[Data records]
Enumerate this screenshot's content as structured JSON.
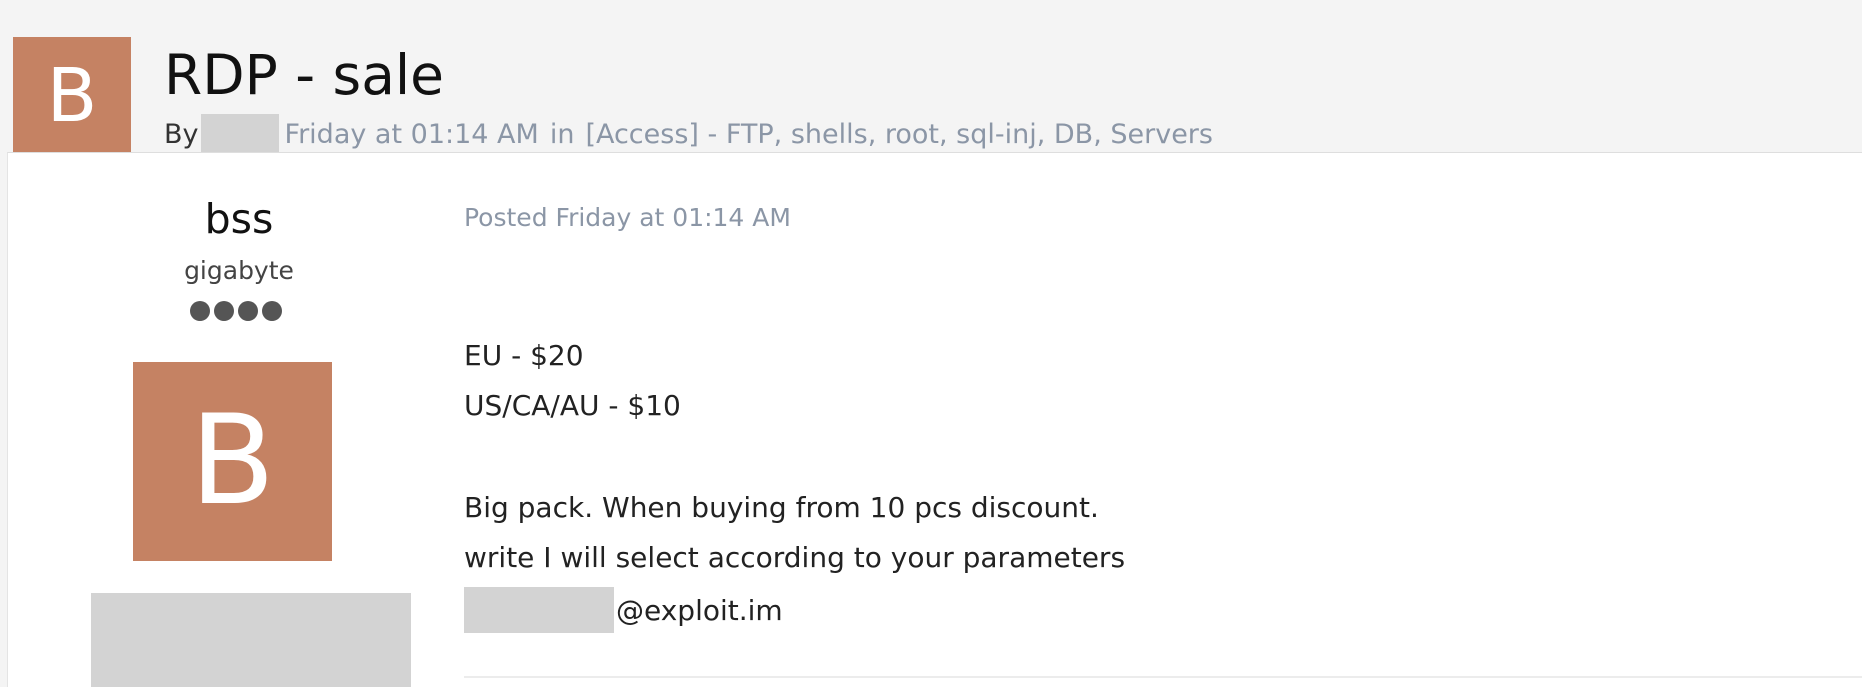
{
  "topic": {
    "avatar_letter": "B",
    "title": "RDP - sale",
    "meta": {
      "by_label": "By",
      "date": "Friday at 01:14 AM",
      "in_label": "in",
      "forum": "[Access] - FTP, shells, root, sql-inj, DB, Servers"
    }
  },
  "post": {
    "author": {
      "name": "bss",
      "rank": "gigabyte",
      "rank_pips": 4,
      "avatar_letter": "B"
    },
    "posted": "Posted Friday at 01:14 AM",
    "body": {
      "line1": "EU - $20",
      "line2": "US/CA/AU - $10",
      "line3": "Big pack. When buying from 10 pcs discount.",
      "line4": "write I will select according to your parameters",
      "email_suffix": "@exploit.im"
    }
  },
  "colors": {
    "avatar_bg": "#c58263",
    "meta_text": "#8b96a6",
    "redaction": "#d3d3d3"
  }
}
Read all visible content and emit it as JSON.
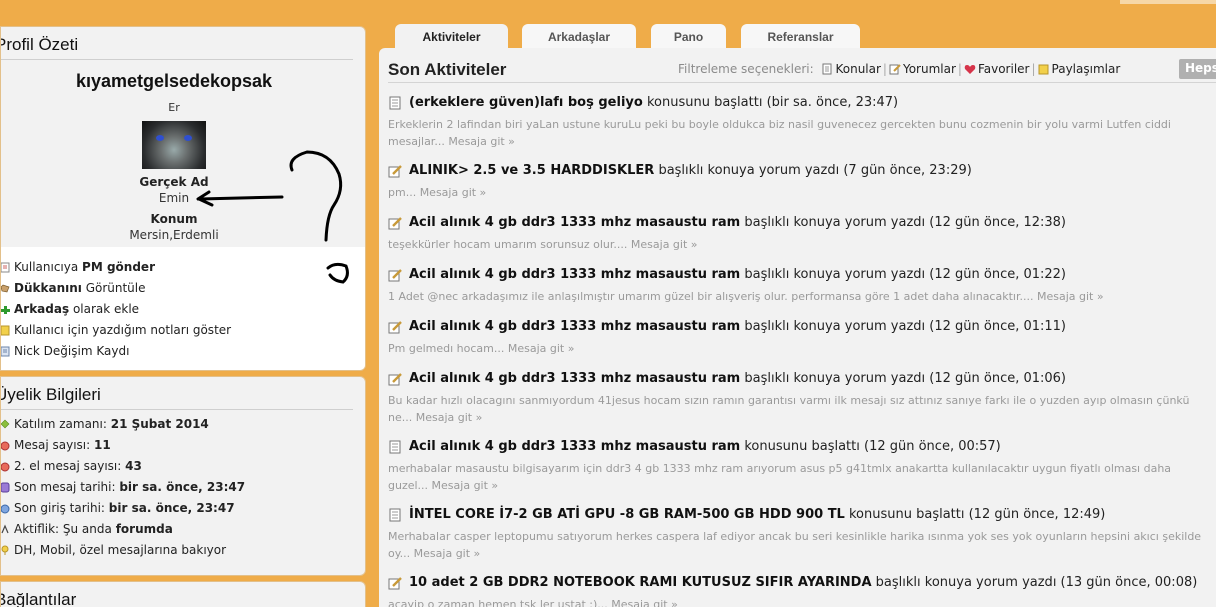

** TASK **
Leave the pictures out and write out every entry exactly as given.

** FINISHED ANSWER **
Enumerate this screenshot's content as structured JSON.
{
  "topic": {
    "avatar_letter": "B",
    "title": "RDP - sale",
    "meta": {
      "by_label": "By",
      "date": "Friday at 01:14 AM",
      "in_label": "in",
      "forum": "[Access] - FTP, shells, root, sql-inj, DB, Servers"
    }
  },
  "post": {
    "author": {
      "name": "bss",
      "rank": "gigabyte",
      "rank_pips": 4,
      "avatar_letter": "B"
    },
    "posted": "Posted Friday at 01:14 AM",
    "body": {
      "line1": "EU - $20",
      "line2": "US/CA/AU - $10",
      "line3": "Big pack. When buying from 10 pcs discount.",
      "line4": "write I will select according to your parameters",
      "email_suffix": "@exploit.im"
    }
  },
  "colors": {
    "avatar_bg": "#c58263",
    "meta_text": "#8b96a6",
    "redaction": "#d3d3d3"
  }
}
Read all visible content and emit it as JSON.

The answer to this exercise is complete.